__Task to carry out__
The lines to transcribe begin with the one containing "What does this" and end with the last line below; reproduce them exactly, without the pictures.

__Provided records__

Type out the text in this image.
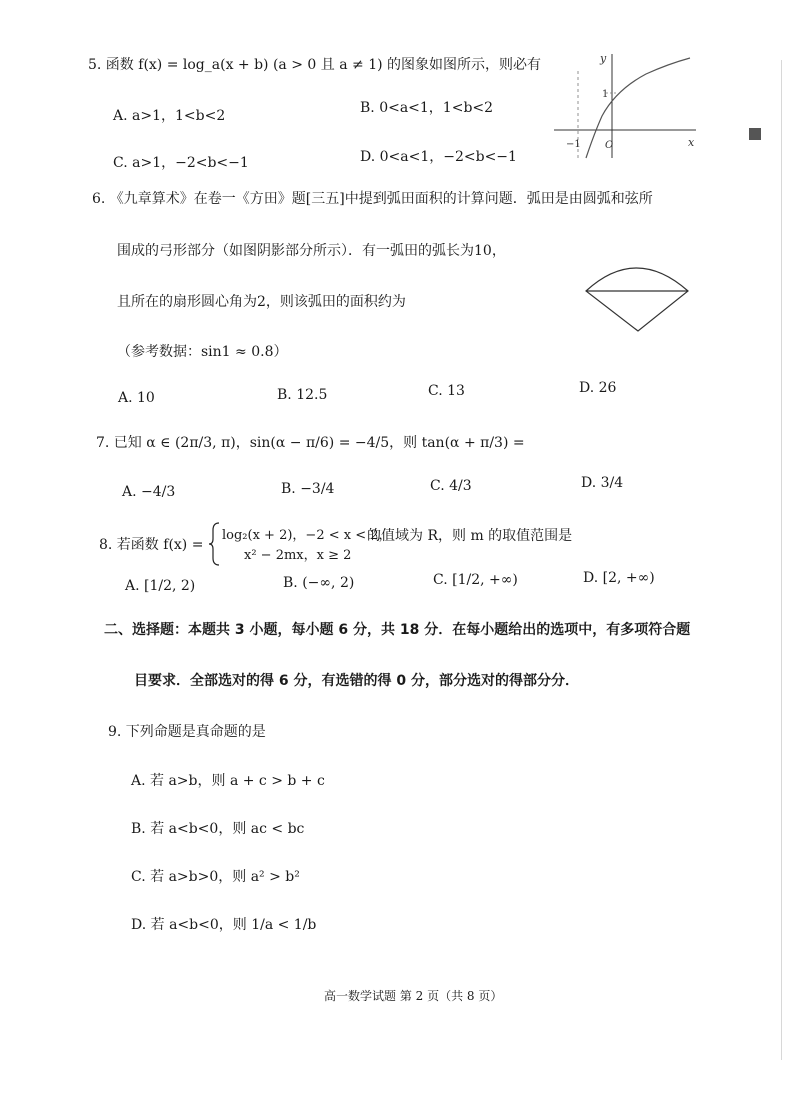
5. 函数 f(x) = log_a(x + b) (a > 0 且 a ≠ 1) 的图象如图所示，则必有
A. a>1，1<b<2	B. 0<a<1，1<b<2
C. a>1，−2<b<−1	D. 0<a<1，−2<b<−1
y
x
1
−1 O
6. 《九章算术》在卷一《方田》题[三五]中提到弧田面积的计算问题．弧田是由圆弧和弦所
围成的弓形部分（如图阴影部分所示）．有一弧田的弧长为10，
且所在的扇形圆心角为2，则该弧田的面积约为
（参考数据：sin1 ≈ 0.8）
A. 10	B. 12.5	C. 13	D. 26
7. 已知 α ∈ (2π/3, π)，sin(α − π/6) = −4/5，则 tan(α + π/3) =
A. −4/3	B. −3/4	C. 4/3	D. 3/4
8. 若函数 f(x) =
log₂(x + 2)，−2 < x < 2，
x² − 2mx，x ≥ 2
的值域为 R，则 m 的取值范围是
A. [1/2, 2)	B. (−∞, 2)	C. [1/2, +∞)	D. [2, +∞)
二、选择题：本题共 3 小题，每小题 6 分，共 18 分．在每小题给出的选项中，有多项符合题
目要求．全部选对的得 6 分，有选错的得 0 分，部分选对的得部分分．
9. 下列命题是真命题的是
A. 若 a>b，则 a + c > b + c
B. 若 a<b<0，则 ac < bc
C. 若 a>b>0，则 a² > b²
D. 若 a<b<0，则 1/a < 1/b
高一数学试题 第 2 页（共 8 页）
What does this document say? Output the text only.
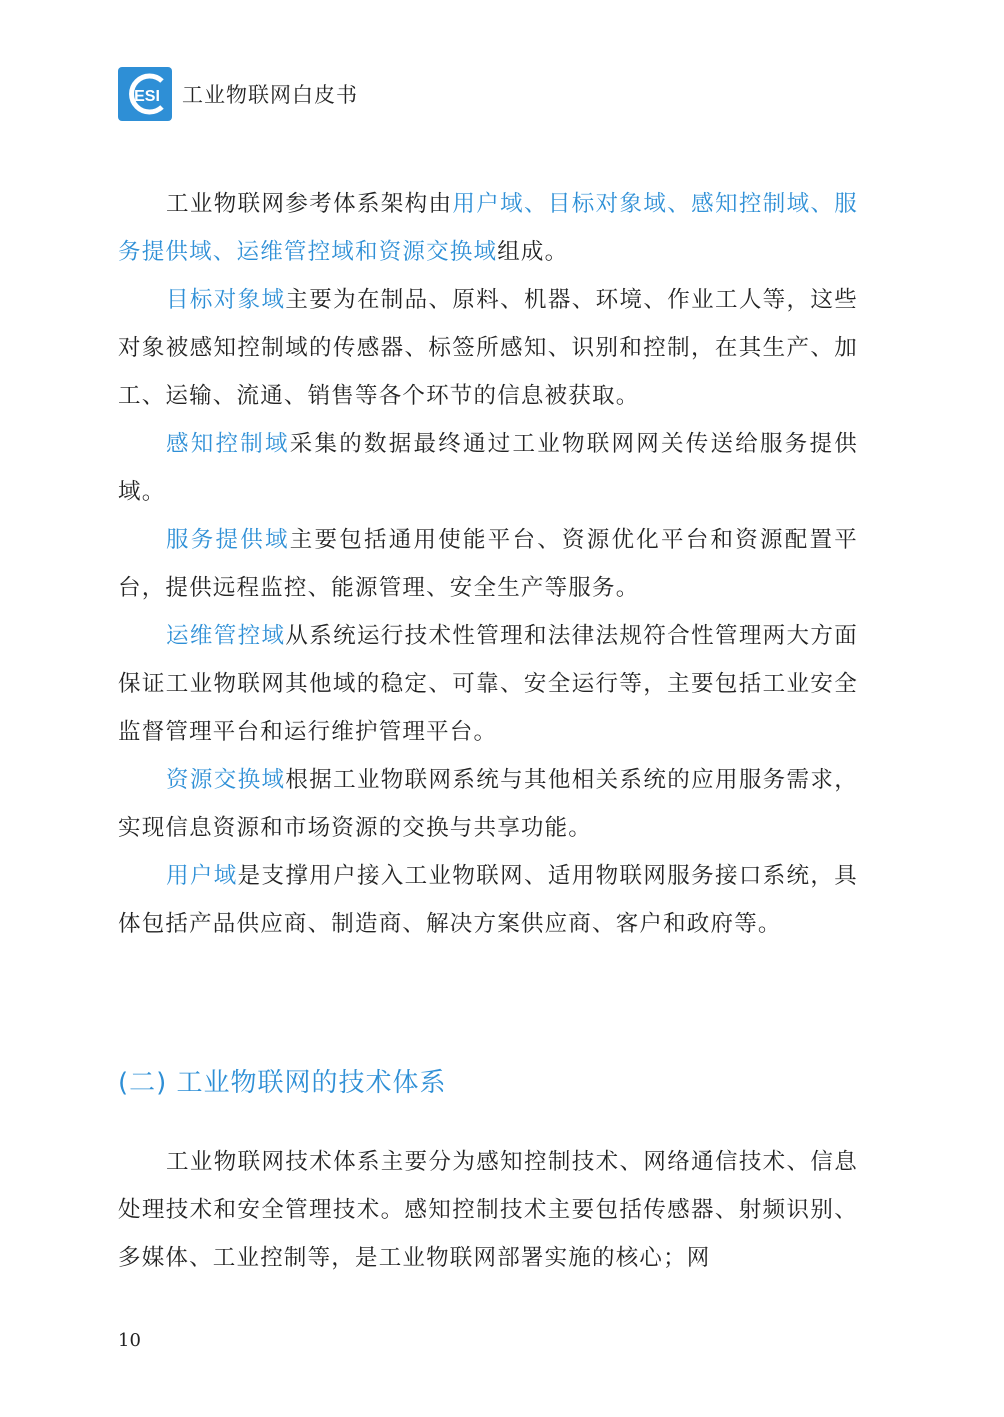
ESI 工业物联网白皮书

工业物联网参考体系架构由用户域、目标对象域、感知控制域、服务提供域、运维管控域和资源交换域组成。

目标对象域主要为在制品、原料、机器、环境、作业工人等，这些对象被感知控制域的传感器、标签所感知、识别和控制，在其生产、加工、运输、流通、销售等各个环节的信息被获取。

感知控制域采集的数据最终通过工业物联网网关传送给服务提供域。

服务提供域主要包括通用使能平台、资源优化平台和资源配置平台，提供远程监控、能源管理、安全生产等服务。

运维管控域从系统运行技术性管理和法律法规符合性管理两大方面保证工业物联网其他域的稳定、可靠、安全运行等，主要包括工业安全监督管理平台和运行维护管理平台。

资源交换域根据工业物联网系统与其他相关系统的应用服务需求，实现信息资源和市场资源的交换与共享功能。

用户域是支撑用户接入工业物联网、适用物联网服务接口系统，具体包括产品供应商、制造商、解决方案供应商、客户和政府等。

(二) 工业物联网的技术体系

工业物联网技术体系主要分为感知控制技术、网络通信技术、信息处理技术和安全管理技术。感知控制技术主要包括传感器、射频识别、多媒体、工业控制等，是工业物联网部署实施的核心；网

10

__In response__
What does this document say? Output the text only.
ESI 工业物联网白皮书

工业物联网参考体系架构由用户域、目标对象域、感知控制域、服务提供域、运维管控域和资源交换域组成。

目标对象域主要为在制品、原料、机器、环境、作业工人等，这些对象被感知控制域的传感器、标签所感知、识别和控制，在其生产、加工、运输、流通、销售等各个环节的信息被获取。

感知控制域采集的数据最终通过工业物联网网关传送给服务提供域。

服务提供域主要包括通用使能平台、资源优化平台和资源配置平台，提供远程监控、能源管理、安全生产等服务。

运维管控域从系统运行技术性管理和法律法规符合性管理两大方面保证工业物联网其他域的稳定、可靠、安全运行等，主要包括工业安全监督管理平台和运行维护管理平台。

资源交换域根据工业物联网系统与其他相关系统的应用服务需求，实现信息资源和市场资源的交换与共享功能。

用户域是支撑用户接入工业物联网、适用物联网服务接口系统，具体包括产品供应商、制造商、解决方案供应商、客户和政府等。

(二) 工业物联网的技术体系

工业物联网技术体系主要分为感知控制技术、网络通信技术、信息处理技术和安全管理技术。感知控制技术主要包括传感器、射频识别、多媒体、工业控制等，是工业物联网部署实施的核心；网

10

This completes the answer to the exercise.